### Exercise task
Report all lines holding "πέτρωμα".

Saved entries
============================================================

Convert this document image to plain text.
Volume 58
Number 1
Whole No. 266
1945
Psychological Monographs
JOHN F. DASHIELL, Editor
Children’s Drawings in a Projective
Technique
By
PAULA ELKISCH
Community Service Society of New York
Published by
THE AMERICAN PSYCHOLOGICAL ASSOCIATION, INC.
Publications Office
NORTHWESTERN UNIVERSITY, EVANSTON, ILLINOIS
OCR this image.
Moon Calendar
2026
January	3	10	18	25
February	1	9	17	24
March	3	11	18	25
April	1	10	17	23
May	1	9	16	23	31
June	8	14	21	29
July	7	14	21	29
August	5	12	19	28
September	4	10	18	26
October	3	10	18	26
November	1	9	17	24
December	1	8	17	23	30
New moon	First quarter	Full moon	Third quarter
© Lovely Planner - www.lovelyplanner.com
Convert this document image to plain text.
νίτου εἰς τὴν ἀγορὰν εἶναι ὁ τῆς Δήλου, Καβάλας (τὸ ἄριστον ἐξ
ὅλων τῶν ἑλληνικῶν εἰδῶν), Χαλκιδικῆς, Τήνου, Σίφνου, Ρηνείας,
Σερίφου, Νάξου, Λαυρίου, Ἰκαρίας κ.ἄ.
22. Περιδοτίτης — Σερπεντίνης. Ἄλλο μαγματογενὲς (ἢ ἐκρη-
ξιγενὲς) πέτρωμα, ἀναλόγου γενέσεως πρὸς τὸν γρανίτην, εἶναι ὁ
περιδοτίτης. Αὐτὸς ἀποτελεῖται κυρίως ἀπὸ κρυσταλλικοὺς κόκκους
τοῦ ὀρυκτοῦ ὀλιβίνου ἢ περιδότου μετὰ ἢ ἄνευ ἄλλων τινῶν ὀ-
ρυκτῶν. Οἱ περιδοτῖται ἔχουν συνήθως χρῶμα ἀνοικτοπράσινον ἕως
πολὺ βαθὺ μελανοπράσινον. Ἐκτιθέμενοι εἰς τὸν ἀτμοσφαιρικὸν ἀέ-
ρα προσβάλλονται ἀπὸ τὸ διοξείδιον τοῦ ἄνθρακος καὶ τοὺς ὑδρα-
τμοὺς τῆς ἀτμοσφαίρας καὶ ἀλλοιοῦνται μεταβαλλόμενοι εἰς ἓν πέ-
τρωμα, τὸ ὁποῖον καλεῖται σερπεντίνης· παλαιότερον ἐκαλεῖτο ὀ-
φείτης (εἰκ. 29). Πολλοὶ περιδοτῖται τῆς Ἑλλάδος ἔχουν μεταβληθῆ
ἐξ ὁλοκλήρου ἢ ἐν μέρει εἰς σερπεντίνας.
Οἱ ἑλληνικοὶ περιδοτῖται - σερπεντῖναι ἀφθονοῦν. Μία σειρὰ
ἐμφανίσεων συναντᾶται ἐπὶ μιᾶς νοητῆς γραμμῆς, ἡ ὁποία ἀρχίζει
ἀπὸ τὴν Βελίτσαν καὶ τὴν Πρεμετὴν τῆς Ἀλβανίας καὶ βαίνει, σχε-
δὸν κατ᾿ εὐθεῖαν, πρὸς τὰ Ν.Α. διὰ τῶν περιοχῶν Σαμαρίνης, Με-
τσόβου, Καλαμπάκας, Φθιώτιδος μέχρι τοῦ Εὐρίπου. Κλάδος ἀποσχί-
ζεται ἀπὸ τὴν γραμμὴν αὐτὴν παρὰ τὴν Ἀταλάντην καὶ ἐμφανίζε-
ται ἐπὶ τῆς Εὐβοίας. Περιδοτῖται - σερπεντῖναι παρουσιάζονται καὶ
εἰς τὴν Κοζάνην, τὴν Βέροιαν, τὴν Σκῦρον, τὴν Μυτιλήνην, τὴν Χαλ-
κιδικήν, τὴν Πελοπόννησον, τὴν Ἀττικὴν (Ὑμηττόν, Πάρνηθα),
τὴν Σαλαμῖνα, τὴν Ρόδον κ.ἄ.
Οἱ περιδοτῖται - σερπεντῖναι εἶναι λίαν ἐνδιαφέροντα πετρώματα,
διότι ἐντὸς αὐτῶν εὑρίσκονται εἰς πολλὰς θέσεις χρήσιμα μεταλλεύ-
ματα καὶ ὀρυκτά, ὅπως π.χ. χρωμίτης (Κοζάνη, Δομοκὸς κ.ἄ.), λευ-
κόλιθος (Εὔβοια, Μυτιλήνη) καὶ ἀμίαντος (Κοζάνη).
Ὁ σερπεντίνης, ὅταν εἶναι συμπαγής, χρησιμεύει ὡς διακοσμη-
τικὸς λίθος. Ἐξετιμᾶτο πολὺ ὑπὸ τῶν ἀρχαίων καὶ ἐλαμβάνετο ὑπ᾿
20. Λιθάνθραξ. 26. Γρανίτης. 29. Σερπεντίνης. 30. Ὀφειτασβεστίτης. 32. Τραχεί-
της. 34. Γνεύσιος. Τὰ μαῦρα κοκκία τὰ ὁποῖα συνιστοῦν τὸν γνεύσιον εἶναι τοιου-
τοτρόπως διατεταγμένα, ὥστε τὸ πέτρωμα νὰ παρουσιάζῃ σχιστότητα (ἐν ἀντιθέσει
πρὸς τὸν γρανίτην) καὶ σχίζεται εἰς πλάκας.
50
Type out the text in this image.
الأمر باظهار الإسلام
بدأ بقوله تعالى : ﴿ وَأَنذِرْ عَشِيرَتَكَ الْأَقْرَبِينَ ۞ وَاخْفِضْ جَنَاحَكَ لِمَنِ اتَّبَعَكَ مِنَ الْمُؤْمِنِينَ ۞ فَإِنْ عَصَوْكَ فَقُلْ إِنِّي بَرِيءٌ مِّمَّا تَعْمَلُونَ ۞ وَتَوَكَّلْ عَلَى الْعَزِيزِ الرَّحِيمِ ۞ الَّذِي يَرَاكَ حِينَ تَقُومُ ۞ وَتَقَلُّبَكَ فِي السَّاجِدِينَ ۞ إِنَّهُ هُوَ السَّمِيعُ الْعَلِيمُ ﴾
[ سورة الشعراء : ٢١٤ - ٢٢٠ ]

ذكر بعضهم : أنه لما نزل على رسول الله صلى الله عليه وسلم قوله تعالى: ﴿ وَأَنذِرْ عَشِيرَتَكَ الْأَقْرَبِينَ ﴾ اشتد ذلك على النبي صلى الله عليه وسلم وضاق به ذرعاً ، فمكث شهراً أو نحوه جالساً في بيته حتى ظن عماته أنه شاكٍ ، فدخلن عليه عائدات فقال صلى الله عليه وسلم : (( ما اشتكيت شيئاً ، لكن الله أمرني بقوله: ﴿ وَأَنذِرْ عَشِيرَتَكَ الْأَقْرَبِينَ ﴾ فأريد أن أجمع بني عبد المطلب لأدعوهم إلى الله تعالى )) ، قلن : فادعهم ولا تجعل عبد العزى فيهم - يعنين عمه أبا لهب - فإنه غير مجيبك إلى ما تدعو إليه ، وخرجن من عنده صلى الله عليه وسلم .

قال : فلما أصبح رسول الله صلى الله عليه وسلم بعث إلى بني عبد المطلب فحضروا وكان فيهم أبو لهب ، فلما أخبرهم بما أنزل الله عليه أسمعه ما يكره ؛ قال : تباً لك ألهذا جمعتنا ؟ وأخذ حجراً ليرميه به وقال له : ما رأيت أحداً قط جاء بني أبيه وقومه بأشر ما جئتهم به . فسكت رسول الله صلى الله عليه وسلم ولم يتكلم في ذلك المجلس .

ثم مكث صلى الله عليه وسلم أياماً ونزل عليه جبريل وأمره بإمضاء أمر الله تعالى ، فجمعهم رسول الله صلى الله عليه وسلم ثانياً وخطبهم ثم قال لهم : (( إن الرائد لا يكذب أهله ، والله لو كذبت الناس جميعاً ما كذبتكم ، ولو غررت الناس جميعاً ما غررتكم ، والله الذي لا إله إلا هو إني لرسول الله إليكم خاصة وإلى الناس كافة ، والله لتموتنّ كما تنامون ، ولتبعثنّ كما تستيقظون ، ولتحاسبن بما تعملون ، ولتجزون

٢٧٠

============================================================

### Answer to this exercise
ξιγενὲς) πέτρωμα, ἀναλόγου γενέσεως πρὸς τὸν γρανίτην, εἶναι ὁ
τοτρόπως διατεταγμένα, ὥστε τὸ πέτρωμα νὰ παρουσιάζῃ σχιστότητα (ἐν ἀντιθέσει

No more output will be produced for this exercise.